> _Short exercise_:
Report the count of lines below that include "Japan", without any other text.

[Begin Record excerpts]

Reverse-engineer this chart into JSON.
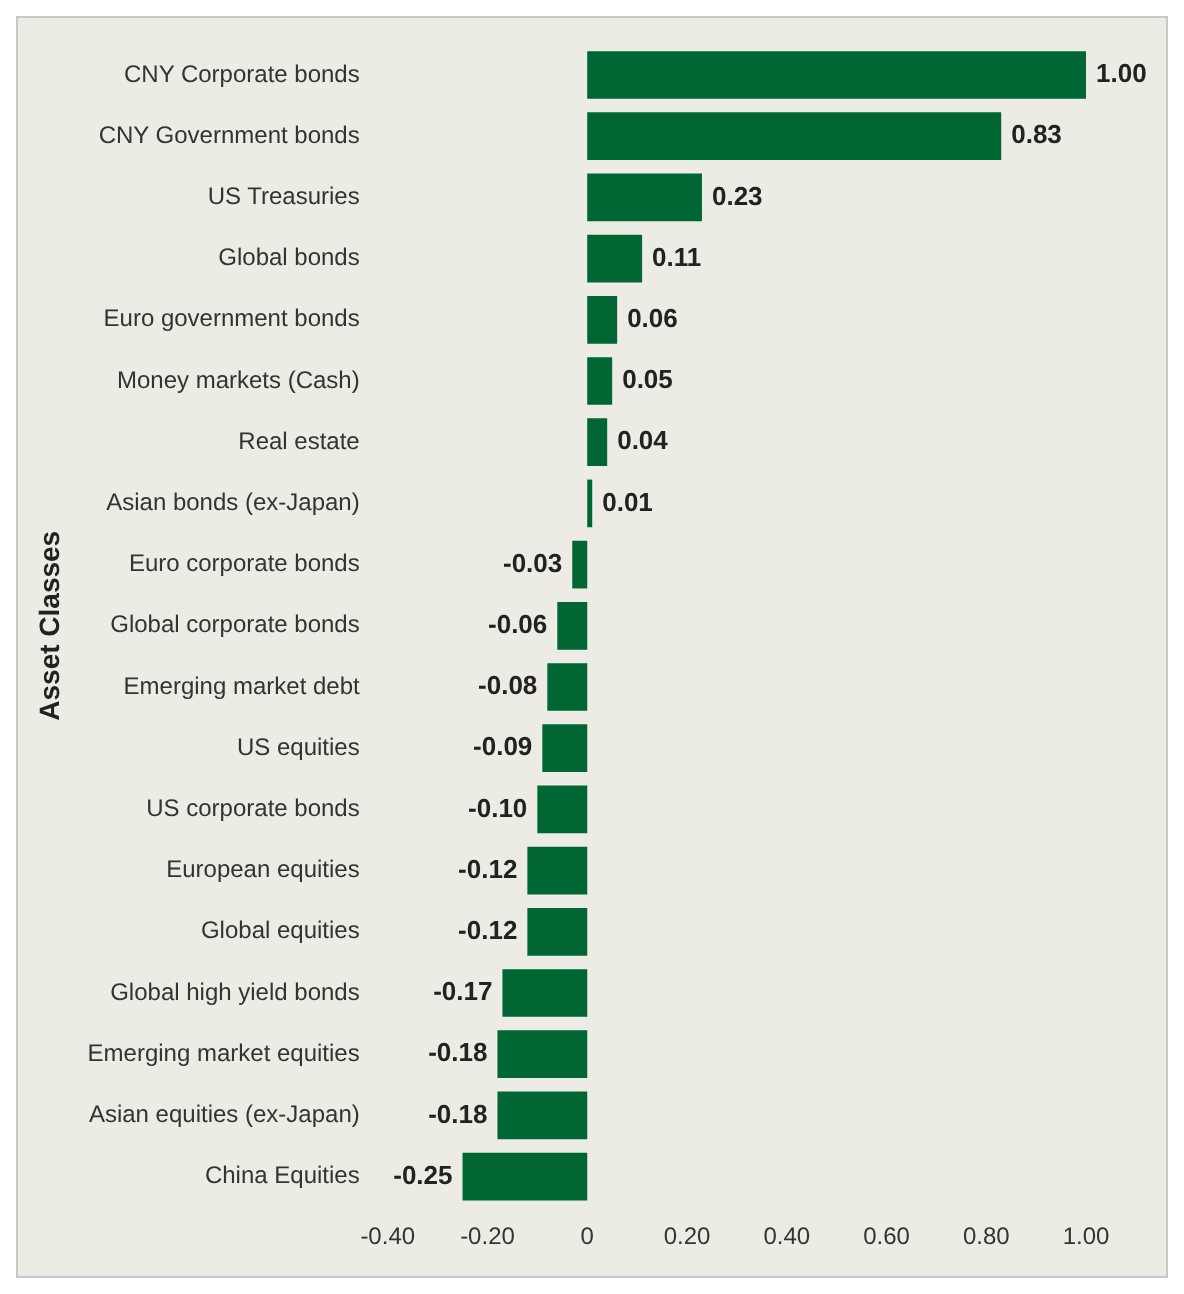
{
  "chart_data": {
    "type": "bar",
    "orientation": "horizontal",
    "ylabel": "Asset Classes",
    "categories": [
      "CNY Corporate bonds",
      "CNY Government bonds",
      "US Treasuries",
      "Global bonds",
      "Euro government bonds",
      "Money markets (Cash)",
      "Real estate",
      "Asian bonds (ex-Japan)",
      "Euro corporate bonds",
      "Global corporate bonds",
      "Emerging market debt",
      "US equities",
      "US corporate bonds",
      "European equities",
      "Global equities",
      "Global high yield bonds",
      "Emerging market equities",
      "Asian equities (ex-Japan)",
      "China Equities"
    ],
    "values": [
      1.0,
      0.83,
      0.23,
      0.11,
      0.06,
      0.05,
      0.04,
      0.01,
      -0.03,
      -0.06,
      -0.08,
      -0.09,
      -0.1,
      -0.12,
      -0.12,
      -0.17,
      -0.18,
      -0.18,
      -0.25
    ],
    "value_labels": [
      "1.00",
      "0.83",
      "0.23",
      "0.11",
      "0.06",
      "0.05",
      "0.04",
      "0.01",
      "-0.03",
      "-0.06",
      "-0.08",
      "-0.09",
      "-0.10",
      "-0.12",
      "-0.12",
      "-0.17",
      "-0.18",
      "-0.18",
      "-0.25"
    ],
    "color": "#006633",
    "xlim": [
      -0.4,
      1.0
    ],
    "xticks": [
      {
        "value": -0.4,
        "label": "-0.40"
      },
      {
        "value": -0.2,
        "label": "-0.20"
      },
      0,
      {
        "value": 0.2,
        "label": "0.20"
      },
      {
        "value": 0.4,
        "label": "0.40"
      },
      {
        "value": 0.6,
        "label": "0.60"
      },
      {
        "value": 0.8,
        "label": "0.80"
      },
      {
        "value": 1.0,
        "label": "1.00"
      }
    ],
    "grid": false,
    "legend": false
  }
}
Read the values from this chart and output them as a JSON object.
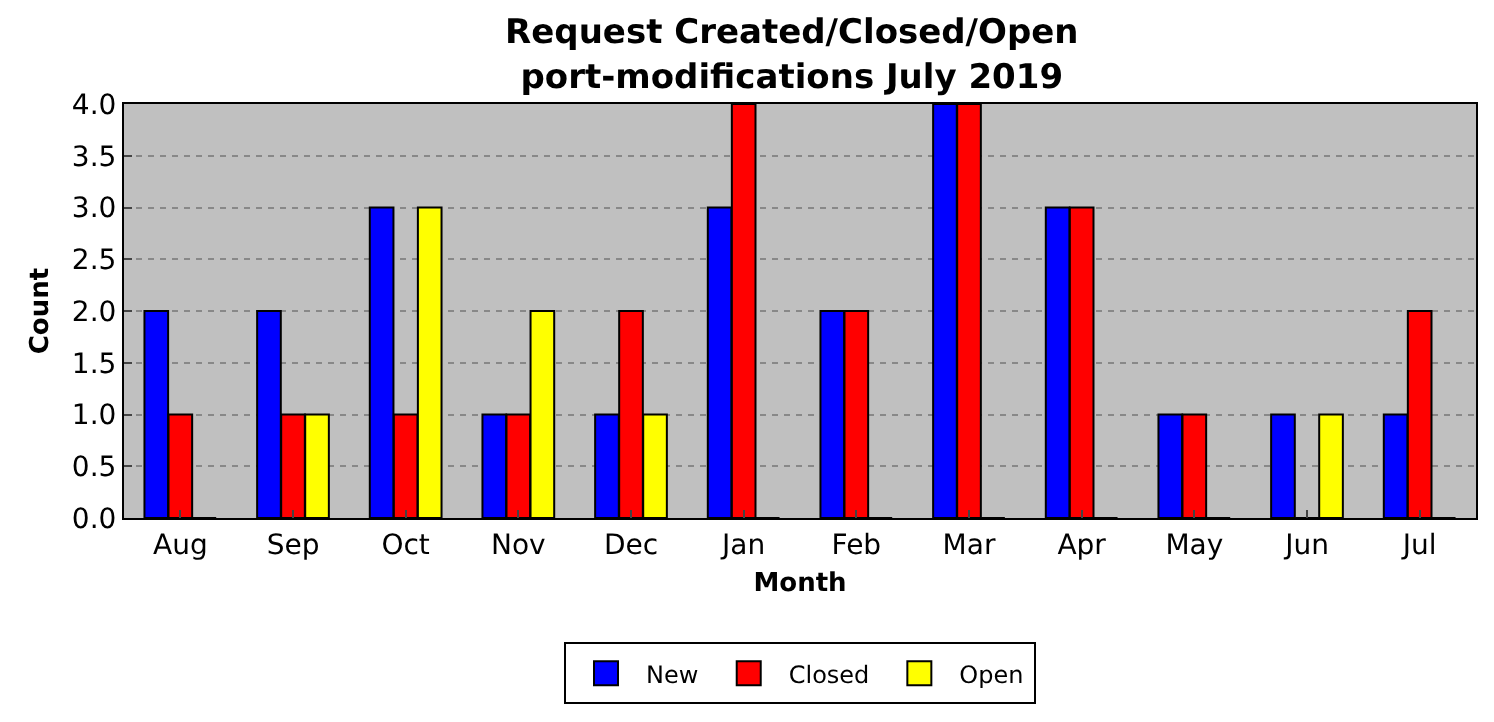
{
  "chart_data": {
    "type": "bar",
    "title": "Request Created/Closed/Open\nport-modifications July 2019",
    "xlabel": "Month",
    "ylabel": "Count",
    "categories": [
      "Aug",
      "Sep",
      "Oct",
      "Nov",
      "Dec",
      "Jan",
      "Feb",
      "Mar",
      "Apr",
      "May",
      "Jun",
      "Jul"
    ],
    "series": [
      {
        "name": "New",
        "color": "#0000ff",
        "values": [
          2,
          2,
          3,
          1,
          1,
          3,
          2,
          4,
          3,
          1,
          1,
          1
        ]
      },
      {
        "name": "Closed",
        "color": "#ff0000",
        "values": [
          1,
          1,
          1,
          1,
          2,
          4,
          2,
          4,
          3,
          1,
          0,
          2
        ]
      },
      {
        "name": "Open",
        "color": "#ffff00",
        "values": [
          0,
          1,
          3,
          2,
          1,
          0,
          0,
          0,
          0,
          0,
          1,
          0
        ]
      }
    ],
    "ylim": [
      0,
      4
    ],
    "yticks": [
      {
        "value": 0,
        "label": "0.0"
      },
      0.5,
      {
        "value": 1,
        "label": "1.0"
      },
      1.5,
      {
        "value": 2,
        "label": "2.0"
      },
      2.5,
      {
        "value": 3,
        "label": "3.0"
      },
      3.5,
      {
        "value": 4,
        "label": "4.0"
      }
    ],
    "grid": "y",
    "legend": "bottom"
  }
}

[End Record excerpts]

> _Completed task_:
2